**What is required:** Exactly reproduce the lines from the one containing "Enumerate this screenshot's" through the last line of the data, both ends included, leaving out pictures.

[Extracted records]
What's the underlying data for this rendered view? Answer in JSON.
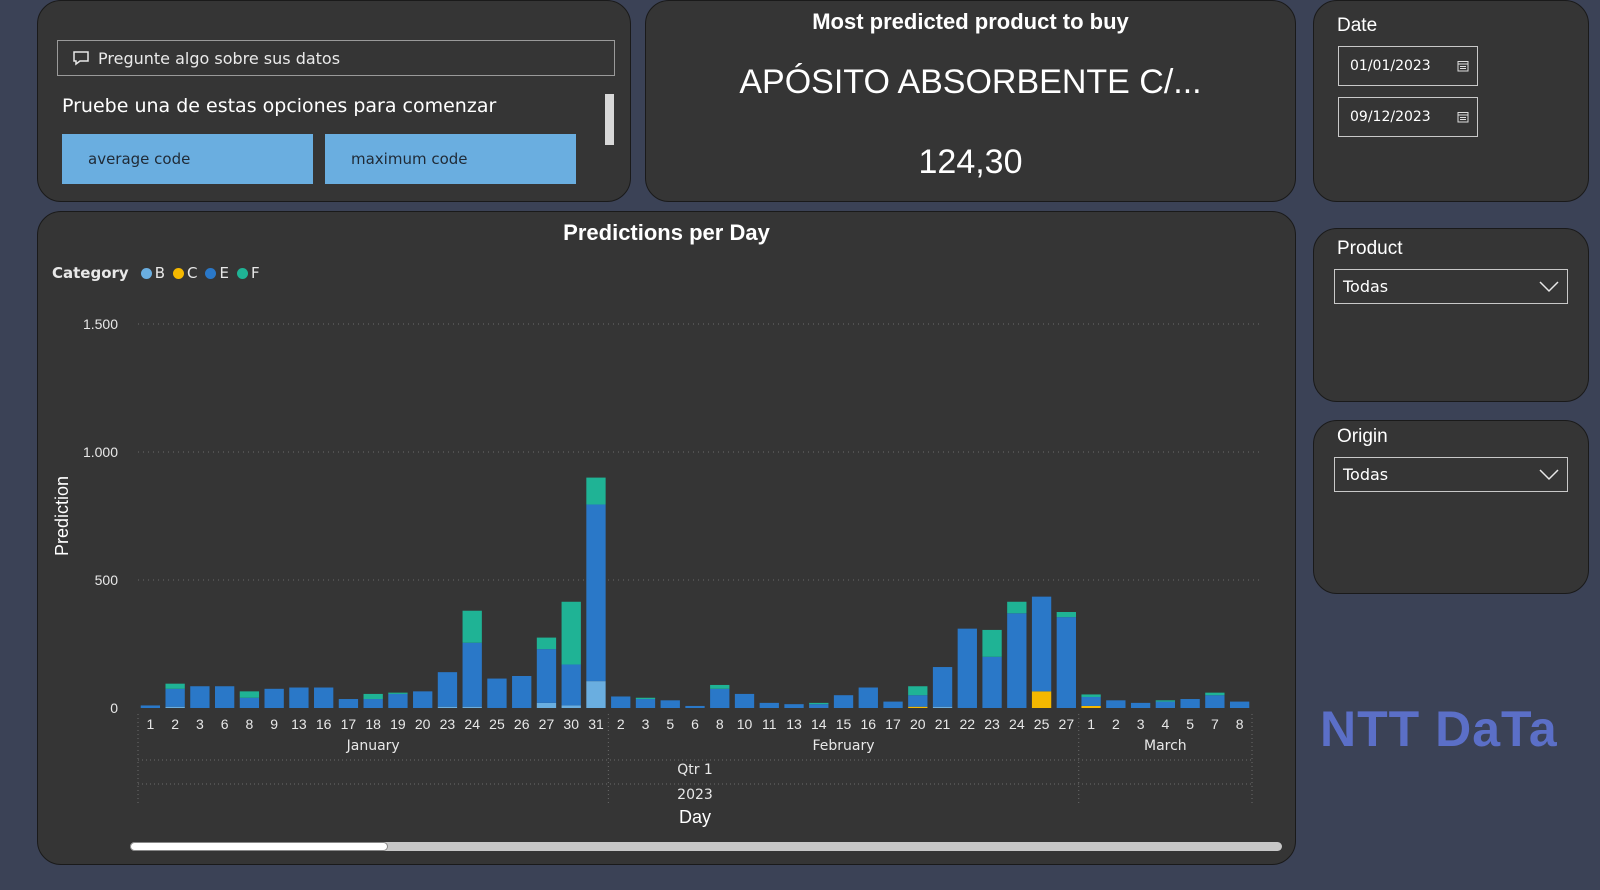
{
  "qa": {
    "placeholder": "Pregunte algo sobre sus datos",
    "prompt": "Pruebe una de estas opciones para comenzar",
    "suggestions": [
      "average code",
      "maximum code"
    ]
  },
  "kpi": {
    "title": "Most predicted product to buy",
    "product": "APÓSITO ABSORBENTE C/...",
    "value": "124,30"
  },
  "date_slicer": {
    "title": "Date",
    "start": "01/01/2023",
    "end": "09/12/2023"
  },
  "product_slicer": {
    "title": "Product",
    "value": "Todas"
  },
  "origin_slicer": {
    "title": "Origin",
    "value": "Todas"
  },
  "logo": {
    "text": "NTT DaTa"
  },
  "colors": {
    "B": "#6aaee0",
    "C": "#f5b800",
    "E": "#2a78c8",
    "F": "#1fb395"
  },
  "chart_data": {
    "type": "bar",
    "stacked": true,
    "title": "Predictions per Day",
    "ylabel": "Prediction",
    "xlabel": "Day",
    "legend_title": "Category",
    "legend_position": "top-left",
    "ylim": [
      0,
      1500
    ],
    "yticks": [
      0,
      500,
      1000,
      1500
    ],
    "ytick_labels": [
      "0",
      "500",
      "1.000",
      "1.500"
    ],
    "grid": true,
    "categories": [
      "1",
      "2",
      "3",
      "6",
      "8",
      "9",
      "13",
      "16",
      "17",
      "18",
      "19",
      "20",
      "23",
      "24",
      "25",
      "26",
      "27",
      "30",
      "31",
      "2",
      "3",
      "5",
      "6",
      "8",
      "10",
      "11",
      "13",
      "14",
      "15",
      "16",
      "17",
      "20",
      "21",
      "22",
      "23",
      "24",
      "25",
      "27",
      "1",
      "2",
      "3",
      "4",
      "5",
      "7",
      "8"
    ],
    "months": [
      {
        "label": "January",
        "start": 0,
        "end": 18
      },
      {
        "label": "February",
        "start": 19,
        "end": 37
      },
      {
        "label": "March",
        "start": 38,
        "end": 44
      }
    ],
    "quarter": "Qtr 1",
    "year": "2023",
    "series": [
      {
        "name": "B",
        "values": [
          0,
          5,
          0,
          0,
          0,
          0,
          0,
          0,
          0,
          0,
          0,
          0,
          5,
          5,
          0,
          0,
          20,
          10,
          105,
          0,
          0,
          0,
          0,
          0,
          0,
          0,
          0,
          0,
          0,
          0,
          0,
          0,
          5,
          0,
          0,
          0,
          0,
          0,
          0,
          0,
          0,
          0,
          0,
          0,
          0
        ]
      },
      {
        "name": "C",
        "values": [
          0,
          0,
          0,
          0,
          0,
          0,
          0,
          0,
          0,
          0,
          0,
          0,
          0,
          0,
          0,
          0,
          0,
          0,
          0,
          0,
          0,
          0,
          0,
          0,
          0,
          0,
          0,
          0,
          0,
          0,
          0,
          5,
          0,
          0,
          0,
          0,
          65,
          0,
          8,
          0,
          0,
          0,
          0,
          0,
          0
        ]
      },
      {
        "name": "E",
        "values": [
          10,
          70,
          85,
          85,
          40,
          75,
          80,
          80,
          35,
          35,
          55,
          65,
          135,
          250,
          115,
          125,
          210,
          160,
          690,
          45,
          35,
          30,
          8,
          75,
          55,
          20,
          15,
          15,
          50,
          80,
          25,
          45,
          155,
          310,
          200,
          370,
          370,
          355,
          35,
          30,
          20,
          25,
          35,
          50,
          25
        ]
      },
      {
        "name": "F",
        "values": [
          0,
          20,
          0,
          0,
          25,
          0,
          0,
          0,
          0,
          20,
          5,
          0,
          0,
          125,
          0,
          0,
          45,
          245,
          105,
          0,
          5,
          0,
          0,
          15,
          0,
          0,
          0,
          5,
          0,
          0,
          0,
          35,
          0,
          0,
          105,
          45,
          0,
          20,
          10,
          0,
          0,
          5,
          0,
          10,
          0
        ]
      }
    ]
  }
}
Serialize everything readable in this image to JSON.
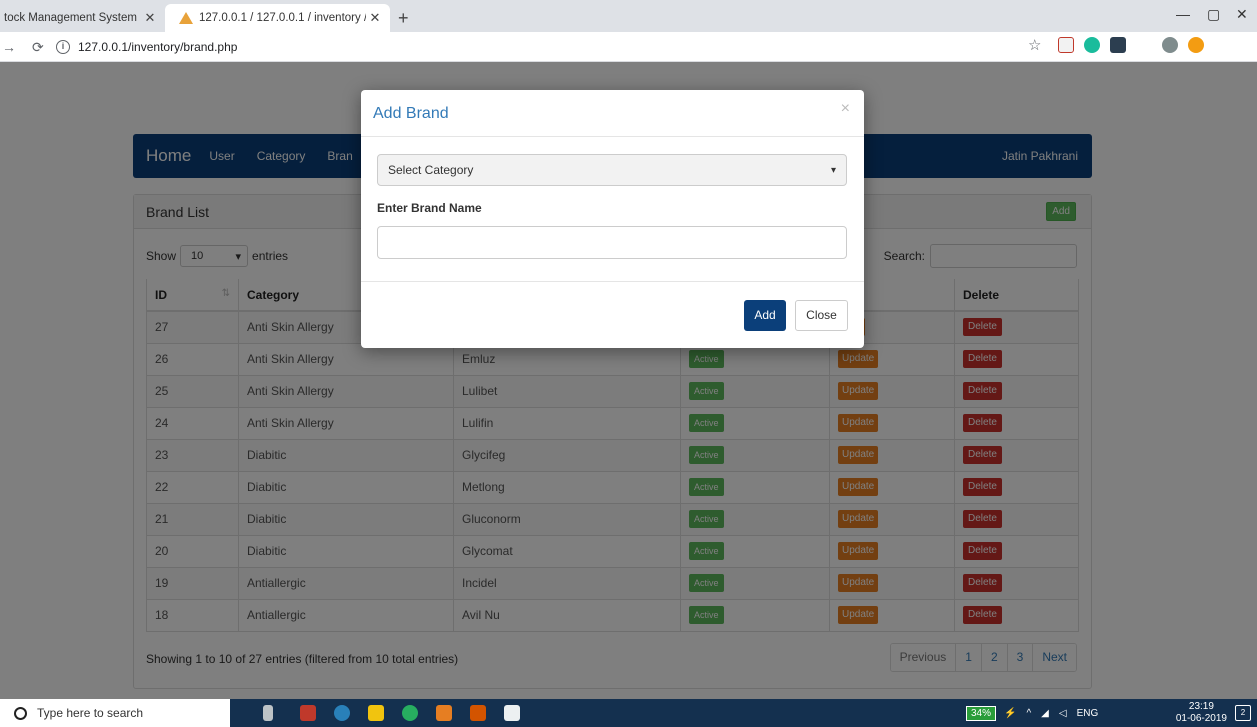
{
  "browser": {
    "tabs": [
      {
        "title": "tock Management System"
      },
      {
        "title": "127.0.0.1 / 127.0.0.1 / inventory / "
      }
    ],
    "url": "127.0.0.1/inventory/brand.php",
    "icons": {
      "back": "back-arrow-icon",
      "reload": "reload-icon",
      "info": "info-icon",
      "star": "bookmark-star-icon"
    }
  },
  "navbar": {
    "brand": "Home",
    "items": [
      "User",
      "Category",
      "Bran"
    ],
    "user": "Jatin Pakhrani"
  },
  "panel": {
    "title": "Brand List",
    "add_label": "Add",
    "show_label": "Show",
    "entries_value": "10",
    "entries_label": "entries",
    "search_label": "Search:",
    "columns": [
      "ID",
      "Category",
      "",
      "",
      "",
      "Delete"
    ],
    "rows": [
      {
        "id": "27",
        "category": "Anti Skin Allergy",
        "brand": "",
        "status": "",
        "update": "date",
        "delete": "Delete"
      },
      {
        "id": "26",
        "category": "Anti Skin Allergy",
        "brand": "Emluz",
        "status": "Active",
        "update": "Update",
        "delete": "Delete"
      },
      {
        "id": "25",
        "category": "Anti Skin Allergy",
        "brand": "Lulibet",
        "status": "Active",
        "update": "Update",
        "delete": "Delete"
      },
      {
        "id": "24",
        "category": "Anti Skin Allergy",
        "brand": "Lulifin",
        "status": "Active",
        "update": "Update",
        "delete": "Delete"
      },
      {
        "id": "23",
        "category": "Diabitic",
        "brand": "Glycifeg",
        "status": "Active",
        "update": "Update",
        "delete": "Delete"
      },
      {
        "id": "22",
        "category": "Diabitic",
        "brand": "Metlong",
        "status": "Active",
        "update": "Update",
        "delete": "Delete"
      },
      {
        "id": "21",
        "category": "Diabitic",
        "brand": "Gluconorm",
        "status": "Active",
        "update": "Update",
        "delete": "Delete"
      },
      {
        "id": "20",
        "category": "Diabitic",
        "brand": "Glycomat",
        "status": "Active",
        "update": "Update",
        "delete": "Delete"
      },
      {
        "id": "19",
        "category": "Antiallergic",
        "brand": "Incidel",
        "status": "Active",
        "update": "Update",
        "delete": "Delete"
      },
      {
        "id": "18",
        "category": "Antiallergic",
        "brand": "Avil Nu",
        "status": "Active",
        "update": "Update",
        "delete": "Delete"
      }
    ],
    "footer_info": "Showing 1 to 10 of 27 entries (filtered from 10 total entries)",
    "pager": [
      "Previous",
      "1",
      "2",
      "3",
      "Next"
    ]
  },
  "modal": {
    "title": "Add Brand",
    "close_x": "×",
    "category_placeholder": "Select Category",
    "brand_label": "Enter Brand Name",
    "add_button": "Add",
    "close_button": "Close"
  },
  "taskbar": {
    "search_placeholder": "Type here to search",
    "battery": "34%",
    "lang": "ENG",
    "time": "23:19",
    "date": "01-06-2019",
    "notifications": "2"
  },
  "colors": {
    "navbar": "#0b3f7a",
    "active": "#5cb85c",
    "update": "#e67e22",
    "delete": "#c9302c",
    "taskbar": "#14304f"
  }
}
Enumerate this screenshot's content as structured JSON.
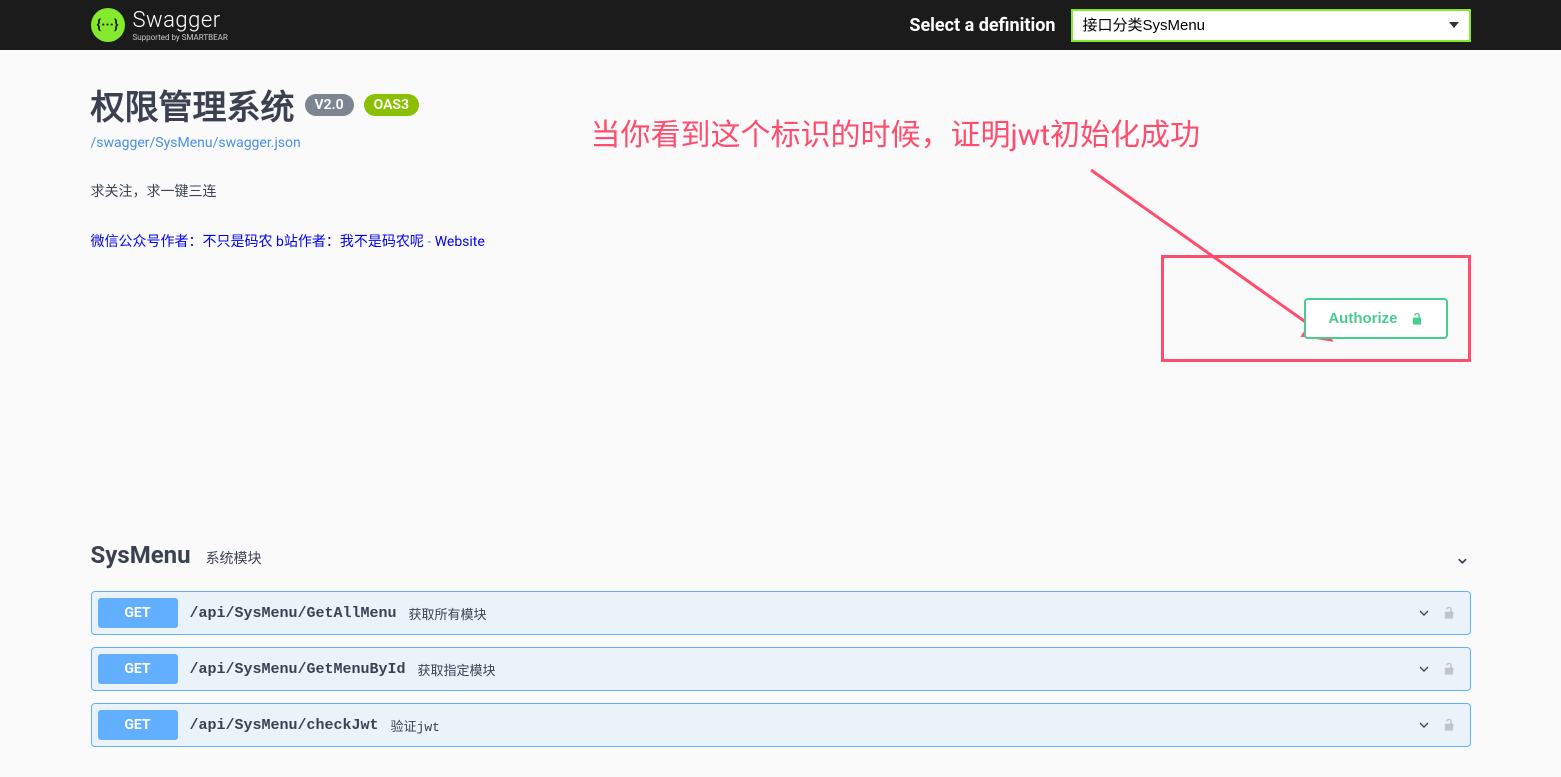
{
  "topbar": {
    "logo_main": "Swagger",
    "logo_sub": "Supported by SMARTBEAR",
    "logo_glyph": "{···}",
    "select_label": "Select a definition",
    "select_value": "接口分类SysMenu"
  },
  "info": {
    "title": "权限管理系统",
    "version": "V2.0",
    "oas": "OAS3",
    "spec_url": "/swagger/SysMenu/swagger.json",
    "description": "求关注，求一键三连",
    "contact_wechat": "微信公众号作者：不只是码农",
    "contact_bili": "b站作者：我不是码农呢",
    "website_label": "Website"
  },
  "annotation": "当你看到这个标识的时候，证明jwt初始化成功",
  "authorize_label": "Authorize",
  "tag": {
    "name": "SysMenu",
    "description": "系统模块"
  },
  "operations": [
    {
      "method": "GET",
      "path": "/api/SysMenu/GetAllMenu",
      "summary": "获取所有模块"
    },
    {
      "method": "GET",
      "path": "/api/SysMenu/GetMenuById",
      "summary": "获取指定模块"
    },
    {
      "method": "GET",
      "path": "/api/SysMenu/checkJwt",
      "summary": "验证jwt"
    }
  ]
}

**Solution for this problem:**
Enumerate this screenshot's content as structured JSON.
{
  "topbar": {
    "logo_main": "Swagger",
    "logo_sub": "Supported by SMARTBEAR",
    "logo_glyph": "{···}",
    "select_label": "Select a definition",
    "select_value": "接口分类SysMenu"
  },
  "info": {
    "title": "权限管理系统",
    "version": "V2.0",
    "oas": "OAS3",
    "spec_url": "/swagger/SysMenu/swagger.json",
    "description": "求关注，求一键三连",
    "contact_wechat": "微信公众号作者：不只是码农",
    "contact_bili": "b站作者：我不是码农呢",
    "website_label": "Website"
  },
  "annotation": "当你看到这个标识的时候，证明jwt初始化成功",
  "authorize_label": "Authorize",
  "tag": {
    "name": "SysMenu",
    "description": "系统模块"
  },
  "operations": [
    {
      "method": "GET",
      "path": "/api/SysMenu/GetAllMenu",
      "summary": "获取所有模块"
    },
    {
      "method": "GET",
      "path": "/api/SysMenu/GetMenuById",
      "summary": "获取指定模块"
    },
    {
      "method": "GET",
      "path": "/api/SysMenu/checkJwt",
      "summary": "验证jwt"
    }
  ]
}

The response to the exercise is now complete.